Most participants were recruited through voluntary-sector organisations
supporting survivors of domestic violence, such as Women’s Aid. Mothers
who were using/had used these services were contacted, informed about the
study, and asked if they and their children were interested in participating.
Some participants were also recruited through ‘snowball sampling’, where
interviewed mothers put the researcher in contact with further potential
participants.
The research was approved by the University of Nottingham’s Research
Ethics Committee. Both children and mothers gave written, informed consent
for children to be interviewed (Eriksson and Näsman, 2012; Morris et al.,
2012). Participants chose their own pseudonyms. Care was taken to conduct
interviews sensitively, by helping participants feel at ease, minimising power
imbalances between the researcher and the child/young person as much as
possible, and phrasing questions in sensitive, age-appropriate ways (Eriksson
and Näsman, 2012). Interviews were recorded and transcribed, and protocols
were followed to maintain confidentiality and anonymity.

Boxed element entries:
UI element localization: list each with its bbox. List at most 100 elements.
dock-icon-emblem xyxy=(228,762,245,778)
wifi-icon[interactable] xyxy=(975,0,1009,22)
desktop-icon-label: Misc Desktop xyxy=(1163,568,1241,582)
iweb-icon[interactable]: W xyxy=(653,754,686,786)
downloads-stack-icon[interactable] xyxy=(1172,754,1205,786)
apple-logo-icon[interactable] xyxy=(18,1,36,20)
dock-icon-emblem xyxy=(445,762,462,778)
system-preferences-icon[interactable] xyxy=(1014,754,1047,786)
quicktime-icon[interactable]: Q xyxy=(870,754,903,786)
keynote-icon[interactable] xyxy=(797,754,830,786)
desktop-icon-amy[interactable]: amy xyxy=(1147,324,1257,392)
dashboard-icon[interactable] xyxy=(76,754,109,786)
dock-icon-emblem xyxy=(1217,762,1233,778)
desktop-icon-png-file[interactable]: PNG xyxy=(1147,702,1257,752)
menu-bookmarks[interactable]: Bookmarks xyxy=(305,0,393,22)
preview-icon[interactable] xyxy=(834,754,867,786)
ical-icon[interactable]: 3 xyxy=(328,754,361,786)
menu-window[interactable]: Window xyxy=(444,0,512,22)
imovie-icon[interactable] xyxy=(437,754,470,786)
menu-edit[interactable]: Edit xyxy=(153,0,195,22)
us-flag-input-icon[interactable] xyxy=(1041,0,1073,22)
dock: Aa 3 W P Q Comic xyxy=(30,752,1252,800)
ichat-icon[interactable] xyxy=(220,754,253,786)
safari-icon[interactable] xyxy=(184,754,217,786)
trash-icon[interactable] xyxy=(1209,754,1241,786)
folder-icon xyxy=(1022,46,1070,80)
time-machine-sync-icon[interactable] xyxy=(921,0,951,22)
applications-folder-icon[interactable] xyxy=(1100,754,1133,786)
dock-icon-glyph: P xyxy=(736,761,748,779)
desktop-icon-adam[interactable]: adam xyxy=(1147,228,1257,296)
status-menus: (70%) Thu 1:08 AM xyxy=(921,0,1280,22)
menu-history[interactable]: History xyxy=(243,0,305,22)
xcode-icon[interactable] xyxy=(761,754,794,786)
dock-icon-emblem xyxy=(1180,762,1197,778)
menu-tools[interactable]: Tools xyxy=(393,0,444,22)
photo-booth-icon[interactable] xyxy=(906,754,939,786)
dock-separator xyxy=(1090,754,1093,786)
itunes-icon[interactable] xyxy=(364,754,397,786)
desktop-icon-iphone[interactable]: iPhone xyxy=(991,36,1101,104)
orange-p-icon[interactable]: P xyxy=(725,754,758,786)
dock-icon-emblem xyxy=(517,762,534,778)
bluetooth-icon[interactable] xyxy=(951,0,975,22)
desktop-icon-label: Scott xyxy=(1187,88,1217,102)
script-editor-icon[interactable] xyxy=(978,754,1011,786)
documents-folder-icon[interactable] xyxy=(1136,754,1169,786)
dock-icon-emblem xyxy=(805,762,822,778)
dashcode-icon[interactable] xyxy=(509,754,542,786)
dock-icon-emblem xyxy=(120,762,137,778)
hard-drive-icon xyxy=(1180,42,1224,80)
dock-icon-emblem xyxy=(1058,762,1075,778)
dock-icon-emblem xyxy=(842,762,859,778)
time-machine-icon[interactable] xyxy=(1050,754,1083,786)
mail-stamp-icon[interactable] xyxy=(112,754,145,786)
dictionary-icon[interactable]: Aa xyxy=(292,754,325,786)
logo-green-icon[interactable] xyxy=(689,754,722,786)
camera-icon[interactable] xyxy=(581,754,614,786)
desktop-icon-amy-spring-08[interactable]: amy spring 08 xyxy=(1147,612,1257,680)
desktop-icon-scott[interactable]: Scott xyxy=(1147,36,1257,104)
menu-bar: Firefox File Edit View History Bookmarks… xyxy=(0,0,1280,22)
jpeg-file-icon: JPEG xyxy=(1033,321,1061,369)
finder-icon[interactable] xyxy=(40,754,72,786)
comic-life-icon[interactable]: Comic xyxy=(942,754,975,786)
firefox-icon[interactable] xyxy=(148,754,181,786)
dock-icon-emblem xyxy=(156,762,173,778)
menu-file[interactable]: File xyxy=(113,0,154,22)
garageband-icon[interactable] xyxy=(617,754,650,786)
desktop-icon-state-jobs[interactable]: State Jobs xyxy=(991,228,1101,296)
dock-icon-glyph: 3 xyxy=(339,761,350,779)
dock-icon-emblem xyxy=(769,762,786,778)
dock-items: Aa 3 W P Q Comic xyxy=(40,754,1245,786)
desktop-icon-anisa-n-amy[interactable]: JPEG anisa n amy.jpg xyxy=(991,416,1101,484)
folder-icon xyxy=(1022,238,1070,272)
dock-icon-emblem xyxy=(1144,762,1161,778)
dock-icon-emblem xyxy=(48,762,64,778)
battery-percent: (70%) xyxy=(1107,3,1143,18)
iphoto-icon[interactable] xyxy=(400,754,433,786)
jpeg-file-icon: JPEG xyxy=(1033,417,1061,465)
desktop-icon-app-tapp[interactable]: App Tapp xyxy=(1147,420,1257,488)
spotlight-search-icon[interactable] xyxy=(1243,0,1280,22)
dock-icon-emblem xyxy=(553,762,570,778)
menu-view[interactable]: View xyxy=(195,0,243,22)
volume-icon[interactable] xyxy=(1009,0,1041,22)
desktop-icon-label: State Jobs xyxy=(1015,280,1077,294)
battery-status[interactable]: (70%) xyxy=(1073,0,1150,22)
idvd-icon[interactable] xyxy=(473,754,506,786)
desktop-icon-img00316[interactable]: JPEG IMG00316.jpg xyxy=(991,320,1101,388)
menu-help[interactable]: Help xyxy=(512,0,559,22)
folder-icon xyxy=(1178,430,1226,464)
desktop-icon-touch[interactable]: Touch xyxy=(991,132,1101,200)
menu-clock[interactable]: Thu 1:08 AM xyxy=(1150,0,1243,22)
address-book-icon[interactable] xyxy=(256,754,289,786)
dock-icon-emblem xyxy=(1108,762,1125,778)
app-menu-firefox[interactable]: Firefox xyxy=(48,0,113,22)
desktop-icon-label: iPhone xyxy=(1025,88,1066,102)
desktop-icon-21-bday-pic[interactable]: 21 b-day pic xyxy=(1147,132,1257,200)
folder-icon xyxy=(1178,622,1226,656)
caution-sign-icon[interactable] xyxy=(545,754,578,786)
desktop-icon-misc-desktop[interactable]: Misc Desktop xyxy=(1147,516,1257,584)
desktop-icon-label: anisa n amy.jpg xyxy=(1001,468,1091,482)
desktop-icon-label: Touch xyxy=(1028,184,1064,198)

What you are asked to do
List every way the research methods passage says interviews were made sensitive.

Written answer
- Helping participants feel at ease
- Minimising power imbalances between the researcher and the child/young person as much as possible
- Phrasing questions in sensitive, age-appropriate ways